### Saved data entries
[BEGIN]
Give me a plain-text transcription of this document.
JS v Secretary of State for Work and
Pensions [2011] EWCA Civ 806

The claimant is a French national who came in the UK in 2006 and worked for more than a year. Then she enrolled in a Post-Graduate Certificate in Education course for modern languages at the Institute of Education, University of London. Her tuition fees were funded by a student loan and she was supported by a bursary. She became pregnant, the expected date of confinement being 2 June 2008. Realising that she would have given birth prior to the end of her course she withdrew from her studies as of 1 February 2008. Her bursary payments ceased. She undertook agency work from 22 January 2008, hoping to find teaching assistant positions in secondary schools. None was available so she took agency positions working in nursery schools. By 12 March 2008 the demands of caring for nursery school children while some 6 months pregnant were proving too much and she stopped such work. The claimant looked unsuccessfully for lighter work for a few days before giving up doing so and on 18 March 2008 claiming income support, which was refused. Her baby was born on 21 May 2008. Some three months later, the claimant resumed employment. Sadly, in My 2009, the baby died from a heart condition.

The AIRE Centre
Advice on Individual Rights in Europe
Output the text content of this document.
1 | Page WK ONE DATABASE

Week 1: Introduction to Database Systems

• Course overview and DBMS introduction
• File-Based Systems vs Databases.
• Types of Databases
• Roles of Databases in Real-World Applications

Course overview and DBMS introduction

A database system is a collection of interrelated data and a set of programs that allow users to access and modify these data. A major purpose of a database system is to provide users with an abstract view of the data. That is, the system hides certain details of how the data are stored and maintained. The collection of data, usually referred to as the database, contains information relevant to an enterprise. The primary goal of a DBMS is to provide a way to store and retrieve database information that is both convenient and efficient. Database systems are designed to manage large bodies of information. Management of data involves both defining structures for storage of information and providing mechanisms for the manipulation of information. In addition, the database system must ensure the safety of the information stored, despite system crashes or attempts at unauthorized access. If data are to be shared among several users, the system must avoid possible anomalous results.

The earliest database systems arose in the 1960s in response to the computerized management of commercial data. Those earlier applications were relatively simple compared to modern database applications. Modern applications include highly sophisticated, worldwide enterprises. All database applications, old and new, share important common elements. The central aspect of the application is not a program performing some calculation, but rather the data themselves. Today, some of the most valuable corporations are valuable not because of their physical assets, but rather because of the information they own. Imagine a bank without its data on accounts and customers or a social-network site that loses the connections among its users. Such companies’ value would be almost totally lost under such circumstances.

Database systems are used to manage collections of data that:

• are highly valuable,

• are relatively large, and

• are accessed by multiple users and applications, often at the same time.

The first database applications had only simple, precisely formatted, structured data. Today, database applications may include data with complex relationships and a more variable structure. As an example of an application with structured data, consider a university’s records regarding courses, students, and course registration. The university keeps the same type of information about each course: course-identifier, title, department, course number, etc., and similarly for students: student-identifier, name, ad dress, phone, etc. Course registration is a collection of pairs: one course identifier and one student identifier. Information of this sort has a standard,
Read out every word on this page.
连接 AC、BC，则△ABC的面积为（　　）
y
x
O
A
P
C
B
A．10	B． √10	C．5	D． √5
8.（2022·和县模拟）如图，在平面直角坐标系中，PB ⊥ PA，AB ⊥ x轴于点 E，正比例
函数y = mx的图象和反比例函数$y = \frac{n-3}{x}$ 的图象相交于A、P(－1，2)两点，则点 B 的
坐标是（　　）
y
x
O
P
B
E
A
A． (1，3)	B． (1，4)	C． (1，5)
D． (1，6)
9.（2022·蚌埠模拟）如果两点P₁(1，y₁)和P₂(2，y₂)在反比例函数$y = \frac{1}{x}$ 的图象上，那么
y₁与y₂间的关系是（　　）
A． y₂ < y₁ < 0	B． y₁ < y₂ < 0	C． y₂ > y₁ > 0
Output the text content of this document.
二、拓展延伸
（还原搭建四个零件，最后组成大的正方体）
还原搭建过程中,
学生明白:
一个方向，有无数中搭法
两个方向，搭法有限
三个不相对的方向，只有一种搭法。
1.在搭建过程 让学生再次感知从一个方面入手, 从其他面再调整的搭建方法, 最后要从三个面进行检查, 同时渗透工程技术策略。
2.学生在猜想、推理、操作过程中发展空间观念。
[END]
Your task is to reproduce all of the records exactly.

### EXERCISE OUTPUT
Give me a plain-text transcription of this document.
JS v Secretary of State for Work and
Pensions [2011] EWCA Civ 806

The claimant is a French national who came in the UK in 2006 and worked for more than a year. Then she enrolled in a Post-Graduate Certificate in Education course for modern languages at the Institute of Education, University of London. Her tuition fees were funded by a student loan and she was supported by a bursary. She became pregnant, the expected date of confinement being 2 June 2008. Realising that she would have given birth prior to the end of her course she withdrew from her studies as of 1 February 2008. Her bursary payments ceased. She undertook agency work from 22 January 2008, hoping to find teaching assistant positions in secondary schools. None was available so she took agency positions working in nursery schools. By 12 March 2008 the demands of caring for nursery school children while some 6 months pregnant were proving too much and she stopped such work. The claimant looked unsuccessfully for lighter work for a few days before giving up doing so and on 18 March 2008 claiming income support, which was refused. Her baby was born on 21 May 2008. Some three months later, the claimant resumed employment. Sadly, in My 2009, the baby died from a heart condition.

The AIRE Centre
Advice on Individual Rights in Europe
Output the text content of this document.
1 | Page WK ONE DATABASE

Week 1: Introduction to Database Systems

• Course overview and DBMS introduction
• File-Based Systems vs Databases.
• Types of Databases
• Roles of Databases in Real-World Applications

Course overview and DBMS introduction

A database system is a collection of interrelated data and a set of programs that allow users to access and modify these data. A major purpose of a database system is to provide users with an abstract view of the data. That is, the system hides certain details of how the data are stored and maintained. The collection of data, usually referred to as the database, contains information relevant to an enterprise. The primary goal of a DBMS is to provide a way to store and retrieve database information that is both convenient and efficient. Database systems are designed to manage large bodies of information. Management of data involves both defining structures for storage of information and providing mechanisms for the manipulation of information. In addition, the database system must ensure the safety of the information stored, despite system crashes or attempts at unauthorized access. If data are to be shared among several users, the system must avoid possible anomalous results.

The earliest database systems arose in the 1960s in response to the computerized management of commercial data. Those earlier applications were relatively simple compared to modern database applications. Modern applications include highly sophisticated, worldwide enterprises. All database applications, old and new, share important common elements. The central aspect of the application is not a program performing some calculation, but rather the data themselves. Today, some of the most valuable corporations are valuable not because of their physical assets, but rather because of the information they own. Imagine a bank without its data on accounts and customers or a social-network site that loses the connections among its users. Such companies’ value would be almost totally lost under such circumstances.

Database systems are used to manage collections of data that:

• are highly valuable,

• are relatively large, and

• are accessed by multiple users and applications, often at the same time.

The first database applications had only simple, precisely formatted, structured data. Today, database applications may include data with complex relationships and a more variable structure. As an example of an application with structured data, consider a university’s records regarding courses, students, and course registration. The university keeps the same type of information about each course: course-identifier, title, department, course number, etc., and similarly for students: student-identifier, name, ad dress, phone, etc. Course registration is a collection of pairs: one course identifier and one student identifier. Information of this sort has a standard,
Read out every word on this page.
连接 AC、BC，则△ABC的面积为（　　）
y
x
O
A
P
C
B
A．10	B． √10	C．5	D． √5
8.（2022·和县模拟）如图，在平面直角坐标系中，PB ⊥ PA，AB ⊥ x轴于点 E，正比例
函数y = mx的图象和反比例函数$y = \frac{n-3}{x}$ 的图象相交于A、P(－1，2)两点，则点 B 的
坐标是（　　）
y
x
O
P
B
E
A
A． (1，3)	B． (1，4)	C． (1，5)
D． (1，6)
9.（2022·蚌埠模拟）如果两点P₁(1，y₁)和P₂(2，y₂)在反比例函数$y = \frac{1}{x}$ 的图象上，那么
y₁与y₂间的关系是（　　）
A． y₂ < y₁ < 0	B． y₁ < y₂ < 0	C． y₂ > y₁ > 0
Output the text content of this document.
二、拓展延伸
（还原搭建四个零件，最后组成大的正方体）
还原搭建过程中,
学生明白:
一个方向，有无数中搭法
两个方向，搭法有限
三个不相对的方向，只有一种搭法。
1.在搭建过程 让学生再次感知从一个方面入手, 从其他面再调整的搭建方法, 最后要从三个面进行检查, 同时渗透工程技术策略。
2.学生在猜想、推理、操作过程中发展空间观念。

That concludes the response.